- Do this: Substitute "series-label-background" for every occurrence of "series-label-bg" and copy all the items again with nothing else changed. Leave out the pictures.

>> START Task data

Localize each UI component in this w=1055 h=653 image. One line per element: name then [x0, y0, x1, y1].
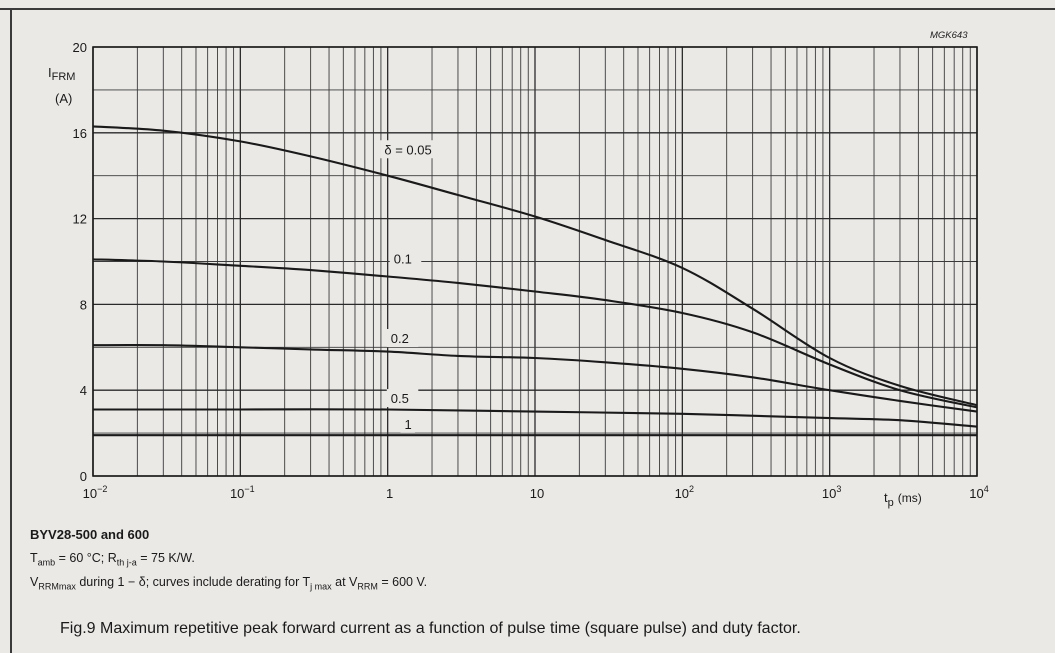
x-tick-label: 10−2 — [83, 484, 108, 501]
y-axis-label: IFRM — [48, 65, 75, 83]
series-line-2 — [92, 343, 978, 413]
grid-layer — [92, 46, 978, 477]
x-tick-label: 10−1 — [230, 484, 255, 501]
series-label-4: 1 — [404, 417, 411, 432]
conditions-line-2: VRRMmax during 1 − δ; curves include der… — [30, 575, 427, 594]
note1-part0: T — [30, 551, 38, 565]
x-tick-label: 103 — [822, 484, 841, 501]
figure-caption: Fig.9 Maximum repetitive peak forward cu… — [60, 620, 801, 637]
note2-part1: RRMmax — [38, 581, 76, 592]
note1-part4: = 75 K/W. — [136, 551, 195, 565]
note1-part1: amb — [37, 557, 56, 568]
series-label-bg — [389, 249, 422, 268]
y-tick-label: 0 — [80, 469, 87, 484]
note2-part0: V — [30, 575, 39, 589]
note2-part3: j max — [310, 581, 332, 592]
series-label-3: 0.5 — [391, 391, 409, 406]
series-label-bg — [380, 140, 455, 159]
x-tick-label: 1 — [386, 486, 393, 501]
series-label-bg — [400, 414, 415, 433]
y-axis-unit: (A) — [55, 91, 72, 106]
x-tick-label: 102 — [675, 484, 694, 501]
x-tick-label: 10 — [530, 486, 544, 501]
y-tick-label: 16 — [73, 126, 87, 141]
series-label-1: 0.1 — [394, 252, 412, 267]
y-tick-label: 12 — [73, 212, 87, 227]
series-line-1 — [92, 258, 978, 409]
note1-part3: th j-a — [116, 557, 137, 568]
note2-part5: RRM — [357, 581, 378, 592]
note2-part2: during 1 − δ; curves include derating fo… — [75, 575, 311, 589]
series-line-0 — [92, 125, 978, 407]
label-layer: 0 4 8 12 16 20 10−2 10−1 1 10 102 103 104 IFRM (A) tp (m… — [48, 40, 989, 509]
y-tick-label: 20 — [73, 40, 87, 55]
note1-part2: = 60 °C; R — [55, 551, 117, 565]
series-label-2: 0.2 — [391, 331, 409, 346]
x-axis-label: tp (ms) — [884, 490, 922, 509]
axis-layer — [92, 46, 978, 477]
plot-frame — [92, 46, 978, 477]
y-tick-label: 4 — [80, 383, 87, 398]
series-line-3 — [92, 408, 978, 428]
series-label-bg — [386, 329, 419, 348]
frame-top-border — [0, 8, 1055, 10]
conditions-line-1: Tamb = 60 °C; Rth j-a = 75 K/W. — [30, 551, 195, 570]
curve-layer — [92, 125, 978, 437]
series-label-bg — [386, 389, 419, 408]
model-name: BYV28-500 and 600 — [30, 527, 150, 542]
note2-part4: at V — [331, 575, 358, 589]
figure-code-label: MGK643 — [930, 30, 968, 41]
model-name-note: BYV28-500 and 600 — [30, 528, 149, 542]
note2-part6: = 600 V. — [377, 575, 428, 589]
x-tick-label: 104 — [969, 484, 988, 501]
frame-left-border — [10, 8, 12, 653]
y-tick-label: 8 — [80, 297, 87, 312]
series-label-0: δ = 0.05 — [384, 142, 431, 157]
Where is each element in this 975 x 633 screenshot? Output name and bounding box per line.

>> END Task data

- Solution below:
Localize each UI component in this w=1055 h=653 image. One line per element: name then [x0, y0, x1, y1].
x-tick-label: 10−2 — [83, 484, 108, 501]
y-axis-label: IFRM — [48, 65, 75, 83]
series-line-2 — [92, 343, 978, 413]
grid-layer — [92, 46, 978, 477]
x-tick-label: 10−1 — [230, 484, 255, 501]
series-label-4: 1 — [404, 417, 411, 432]
conditions-line-2: VRRMmax during 1 − δ; curves include der… — [30, 575, 427, 594]
note1-part0: T — [30, 551, 38, 565]
x-tick-label: 103 — [822, 484, 841, 501]
figure-caption: Fig.9 Maximum repetitive peak forward cu… — [60, 620, 801, 637]
note2-part1: RRMmax — [38, 581, 76, 592]
note1-part4: = 75 K/W. — [136, 551, 195, 565]
note1-part1: amb — [37, 557, 56, 568]
series-label-background — [389, 249, 422, 268]
y-tick-label: 0 — [80, 469, 87, 484]
note2-part0: V — [30, 575, 39, 589]
note2-part3: j max — [310, 581, 332, 592]
series-label-3: 0.5 — [391, 391, 409, 406]
series-label-background — [380, 140, 455, 159]
x-tick-label: 1 — [386, 486, 393, 501]
series-label-background — [400, 414, 415, 433]
y-axis-unit: (A) — [55, 91, 72, 106]
x-tick-label: 102 — [675, 484, 694, 501]
x-tick-label: 10 — [530, 486, 544, 501]
y-tick-label: 16 — [73, 126, 87, 141]
series-label-1: 0.1 — [394, 252, 412, 267]
y-tick-label: 12 — [73, 212, 87, 227]
series-line-1 — [92, 258, 978, 409]
note1-part3: th j-a — [116, 557, 137, 568]
note2-part5: RRM — [357, 581, 378, 592]
note2-part2: during 1 − δ; curves include derating fo… — [75, 575, 311, 589]
series-line-0 — [92, 125, 978, 407]
label-layer: 0 4 8 12 16 20 10−2 10−1 1 10 102 103 104 IFRM (A) tp (m… — [48, 40, 989, 509]
y-tick-label: 20 — [73, 40, 87, 55]
note1-part2: = 60 °C; R — [55, 551, 117, 565]
series-label-2: 0.2 — [391, 331, 409, 346]
x-axis-label: tp (ms) — [884, 490, 922, 509]
axis-layer — [92, 46, 978, 477]
plot-frame — [92, 46, 978, 477]
y-tick-label: 4 — [80, 383, 87, 398]
series-line-3 — [92, 408, 978, 428]
series-label-background — [386, 329, 419, 348]
frame-top-border — [0, 8, 1055, 10]
conditions-line-1: Tamb = 60 °C; Rth j-a = 75 K/W. — [30, 551, 195, 570]
curve-layer — [92, 125, 978, 437]
series-label-background — [386, 389, 419, 408]
model-name: BYV28-500 and 600 — [30, 527, 150, 542]
note2-part4: at V — [331, 575, 358, 589]
figure-code-label: MGK643 — [930, 30, 968, 41]
model-name-note: BYV28-500 and 600 — [30, 528, 149, 542]
note2-part6: = 600 V. — [377, 575, 428, 589]
x-tick-label: 104 — [969, 484, 988, 501]
frame-left-border — [10, 8, 12, 653]
y-tick-label: 8 — [80, 297, 87, 312]
series-label-0: δ = 0.05 — [384, 142, 431, 157]
Where is each element in this 975 x 633 screenshot? Output name and bounding box per line.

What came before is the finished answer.